Data entries:
## START

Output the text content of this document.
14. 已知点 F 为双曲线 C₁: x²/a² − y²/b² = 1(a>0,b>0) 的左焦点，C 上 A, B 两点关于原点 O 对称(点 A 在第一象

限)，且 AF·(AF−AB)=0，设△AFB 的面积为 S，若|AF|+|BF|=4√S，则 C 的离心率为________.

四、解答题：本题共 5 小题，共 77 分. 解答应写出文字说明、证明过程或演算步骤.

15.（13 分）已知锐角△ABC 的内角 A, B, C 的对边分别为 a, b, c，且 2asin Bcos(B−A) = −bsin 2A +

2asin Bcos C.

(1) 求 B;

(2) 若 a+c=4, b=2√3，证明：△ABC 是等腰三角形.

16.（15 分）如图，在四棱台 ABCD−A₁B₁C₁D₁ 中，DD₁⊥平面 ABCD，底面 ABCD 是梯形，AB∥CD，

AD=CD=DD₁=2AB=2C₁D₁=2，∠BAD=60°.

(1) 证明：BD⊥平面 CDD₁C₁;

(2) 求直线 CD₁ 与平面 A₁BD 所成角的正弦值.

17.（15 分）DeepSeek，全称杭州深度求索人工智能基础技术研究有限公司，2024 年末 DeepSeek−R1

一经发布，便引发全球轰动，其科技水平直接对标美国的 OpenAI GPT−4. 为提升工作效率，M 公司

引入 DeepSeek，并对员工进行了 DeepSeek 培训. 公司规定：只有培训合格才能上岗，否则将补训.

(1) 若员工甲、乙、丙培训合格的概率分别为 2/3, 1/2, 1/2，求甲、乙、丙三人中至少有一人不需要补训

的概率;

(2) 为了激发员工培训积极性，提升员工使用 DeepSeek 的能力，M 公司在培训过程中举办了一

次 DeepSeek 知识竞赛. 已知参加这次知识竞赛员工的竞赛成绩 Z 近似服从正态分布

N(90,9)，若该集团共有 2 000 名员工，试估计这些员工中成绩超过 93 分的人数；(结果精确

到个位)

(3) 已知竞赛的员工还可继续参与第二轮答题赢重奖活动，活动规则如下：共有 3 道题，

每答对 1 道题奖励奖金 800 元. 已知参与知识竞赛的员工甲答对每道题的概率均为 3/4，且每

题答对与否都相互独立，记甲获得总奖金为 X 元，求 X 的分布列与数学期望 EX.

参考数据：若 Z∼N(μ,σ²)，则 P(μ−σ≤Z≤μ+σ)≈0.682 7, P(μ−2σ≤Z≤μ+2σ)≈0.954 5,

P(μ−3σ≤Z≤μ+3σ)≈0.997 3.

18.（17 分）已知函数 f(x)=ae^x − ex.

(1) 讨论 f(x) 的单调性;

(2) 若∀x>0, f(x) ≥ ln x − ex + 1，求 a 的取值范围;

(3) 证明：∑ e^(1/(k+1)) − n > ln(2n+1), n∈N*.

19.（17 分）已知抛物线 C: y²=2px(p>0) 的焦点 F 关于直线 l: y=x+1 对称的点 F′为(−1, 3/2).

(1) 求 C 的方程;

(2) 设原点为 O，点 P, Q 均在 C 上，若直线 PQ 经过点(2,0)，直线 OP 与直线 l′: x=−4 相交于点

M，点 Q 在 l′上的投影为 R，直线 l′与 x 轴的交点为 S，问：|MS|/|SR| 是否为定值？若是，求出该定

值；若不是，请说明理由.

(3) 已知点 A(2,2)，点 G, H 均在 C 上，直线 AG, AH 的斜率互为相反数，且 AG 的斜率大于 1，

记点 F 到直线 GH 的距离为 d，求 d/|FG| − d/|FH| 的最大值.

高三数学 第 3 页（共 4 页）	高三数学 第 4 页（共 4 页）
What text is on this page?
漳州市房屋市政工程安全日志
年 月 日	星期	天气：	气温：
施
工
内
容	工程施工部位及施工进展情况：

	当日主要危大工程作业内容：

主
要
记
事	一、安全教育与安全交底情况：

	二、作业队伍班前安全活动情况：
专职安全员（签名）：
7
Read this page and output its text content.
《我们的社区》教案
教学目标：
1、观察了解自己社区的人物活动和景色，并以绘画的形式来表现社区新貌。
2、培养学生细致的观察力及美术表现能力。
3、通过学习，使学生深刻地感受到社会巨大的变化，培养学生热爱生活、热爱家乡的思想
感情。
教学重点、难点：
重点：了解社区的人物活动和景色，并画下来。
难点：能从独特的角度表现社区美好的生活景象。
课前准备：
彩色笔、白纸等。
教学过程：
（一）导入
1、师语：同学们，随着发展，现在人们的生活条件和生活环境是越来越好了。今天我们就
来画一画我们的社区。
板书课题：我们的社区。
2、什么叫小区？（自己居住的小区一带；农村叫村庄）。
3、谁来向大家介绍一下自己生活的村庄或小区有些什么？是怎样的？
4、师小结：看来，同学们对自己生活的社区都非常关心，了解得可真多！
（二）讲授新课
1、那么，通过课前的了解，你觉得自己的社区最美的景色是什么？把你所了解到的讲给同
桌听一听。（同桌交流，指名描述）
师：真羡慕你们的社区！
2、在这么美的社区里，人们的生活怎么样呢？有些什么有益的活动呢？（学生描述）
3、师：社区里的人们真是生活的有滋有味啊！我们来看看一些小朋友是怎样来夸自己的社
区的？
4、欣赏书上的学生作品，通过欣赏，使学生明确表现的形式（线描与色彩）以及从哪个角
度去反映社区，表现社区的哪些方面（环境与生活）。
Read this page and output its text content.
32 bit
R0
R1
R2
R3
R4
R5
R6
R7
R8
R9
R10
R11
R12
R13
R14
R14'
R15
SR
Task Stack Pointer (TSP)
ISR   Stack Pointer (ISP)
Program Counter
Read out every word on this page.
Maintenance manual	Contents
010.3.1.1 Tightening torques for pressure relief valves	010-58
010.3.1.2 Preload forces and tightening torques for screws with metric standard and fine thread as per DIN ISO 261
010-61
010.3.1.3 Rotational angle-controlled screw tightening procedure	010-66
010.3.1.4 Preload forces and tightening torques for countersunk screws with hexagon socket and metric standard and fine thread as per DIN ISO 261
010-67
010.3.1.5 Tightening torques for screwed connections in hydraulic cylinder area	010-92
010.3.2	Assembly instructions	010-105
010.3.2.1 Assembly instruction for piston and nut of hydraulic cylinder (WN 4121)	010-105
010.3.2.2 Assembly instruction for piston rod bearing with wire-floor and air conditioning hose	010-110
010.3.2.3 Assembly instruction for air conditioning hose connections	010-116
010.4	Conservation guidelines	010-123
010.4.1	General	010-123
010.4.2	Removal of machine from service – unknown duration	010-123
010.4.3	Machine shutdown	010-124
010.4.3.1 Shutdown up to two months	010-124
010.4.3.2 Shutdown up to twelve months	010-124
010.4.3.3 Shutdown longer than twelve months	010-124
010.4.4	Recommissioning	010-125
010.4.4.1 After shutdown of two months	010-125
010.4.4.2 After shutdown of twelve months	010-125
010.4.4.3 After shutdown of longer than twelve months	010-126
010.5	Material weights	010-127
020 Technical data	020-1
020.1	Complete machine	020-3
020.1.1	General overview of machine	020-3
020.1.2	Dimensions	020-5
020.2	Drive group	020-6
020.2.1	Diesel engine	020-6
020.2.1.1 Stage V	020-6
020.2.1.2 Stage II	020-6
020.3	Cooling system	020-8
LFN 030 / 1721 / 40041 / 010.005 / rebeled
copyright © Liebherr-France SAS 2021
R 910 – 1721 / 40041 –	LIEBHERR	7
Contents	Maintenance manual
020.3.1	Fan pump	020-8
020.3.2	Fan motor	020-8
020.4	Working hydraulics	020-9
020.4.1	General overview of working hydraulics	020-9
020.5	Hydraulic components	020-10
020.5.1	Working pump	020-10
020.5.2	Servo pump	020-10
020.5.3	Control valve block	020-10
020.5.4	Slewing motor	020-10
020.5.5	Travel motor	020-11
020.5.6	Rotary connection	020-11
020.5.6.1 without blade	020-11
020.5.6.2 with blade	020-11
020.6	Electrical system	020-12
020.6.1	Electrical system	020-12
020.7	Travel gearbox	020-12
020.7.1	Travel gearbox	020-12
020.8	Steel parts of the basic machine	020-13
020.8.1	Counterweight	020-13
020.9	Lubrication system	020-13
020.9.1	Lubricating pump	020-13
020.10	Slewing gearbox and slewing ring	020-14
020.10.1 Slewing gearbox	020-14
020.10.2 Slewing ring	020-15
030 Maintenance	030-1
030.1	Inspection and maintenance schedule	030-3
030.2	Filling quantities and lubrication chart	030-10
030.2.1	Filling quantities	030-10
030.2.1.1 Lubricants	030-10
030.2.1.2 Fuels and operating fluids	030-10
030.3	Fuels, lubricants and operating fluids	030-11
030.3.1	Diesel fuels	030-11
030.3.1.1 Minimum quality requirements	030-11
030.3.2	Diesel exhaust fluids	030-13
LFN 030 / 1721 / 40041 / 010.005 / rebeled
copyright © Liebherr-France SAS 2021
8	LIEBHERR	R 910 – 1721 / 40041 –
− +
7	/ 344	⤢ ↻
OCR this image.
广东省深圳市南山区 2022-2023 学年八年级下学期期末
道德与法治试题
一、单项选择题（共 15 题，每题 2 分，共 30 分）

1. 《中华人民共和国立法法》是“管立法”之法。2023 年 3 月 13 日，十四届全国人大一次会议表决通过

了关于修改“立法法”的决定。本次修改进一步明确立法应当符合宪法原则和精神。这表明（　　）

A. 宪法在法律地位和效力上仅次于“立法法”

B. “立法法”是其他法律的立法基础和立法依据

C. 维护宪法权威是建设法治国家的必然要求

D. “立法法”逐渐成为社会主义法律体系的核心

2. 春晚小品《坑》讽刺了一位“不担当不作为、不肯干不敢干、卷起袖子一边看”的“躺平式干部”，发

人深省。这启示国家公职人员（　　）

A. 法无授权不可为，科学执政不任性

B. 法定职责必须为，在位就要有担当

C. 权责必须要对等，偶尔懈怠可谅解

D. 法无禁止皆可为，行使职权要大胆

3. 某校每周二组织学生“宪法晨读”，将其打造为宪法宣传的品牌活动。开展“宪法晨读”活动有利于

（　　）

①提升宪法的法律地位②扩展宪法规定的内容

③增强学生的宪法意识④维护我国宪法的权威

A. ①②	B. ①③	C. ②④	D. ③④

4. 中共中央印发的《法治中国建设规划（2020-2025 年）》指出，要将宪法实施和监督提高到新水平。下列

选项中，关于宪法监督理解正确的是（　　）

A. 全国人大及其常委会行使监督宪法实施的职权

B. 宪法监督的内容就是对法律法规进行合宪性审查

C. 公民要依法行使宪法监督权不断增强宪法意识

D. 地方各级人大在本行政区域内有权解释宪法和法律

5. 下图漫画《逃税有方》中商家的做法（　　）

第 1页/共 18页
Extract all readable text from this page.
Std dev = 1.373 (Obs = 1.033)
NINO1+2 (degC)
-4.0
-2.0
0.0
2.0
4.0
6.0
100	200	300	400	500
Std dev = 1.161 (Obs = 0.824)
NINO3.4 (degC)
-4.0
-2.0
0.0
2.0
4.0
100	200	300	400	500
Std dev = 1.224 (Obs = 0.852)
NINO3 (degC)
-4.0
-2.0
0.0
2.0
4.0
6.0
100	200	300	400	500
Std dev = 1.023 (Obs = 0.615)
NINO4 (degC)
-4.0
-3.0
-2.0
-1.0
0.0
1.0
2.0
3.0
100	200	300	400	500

## END

Report all lines of the material that contain the word "quantities".

Complete output
030.2	Filling quantities and lubrication chart	030-10
030.2.1	Filling quantities	030-10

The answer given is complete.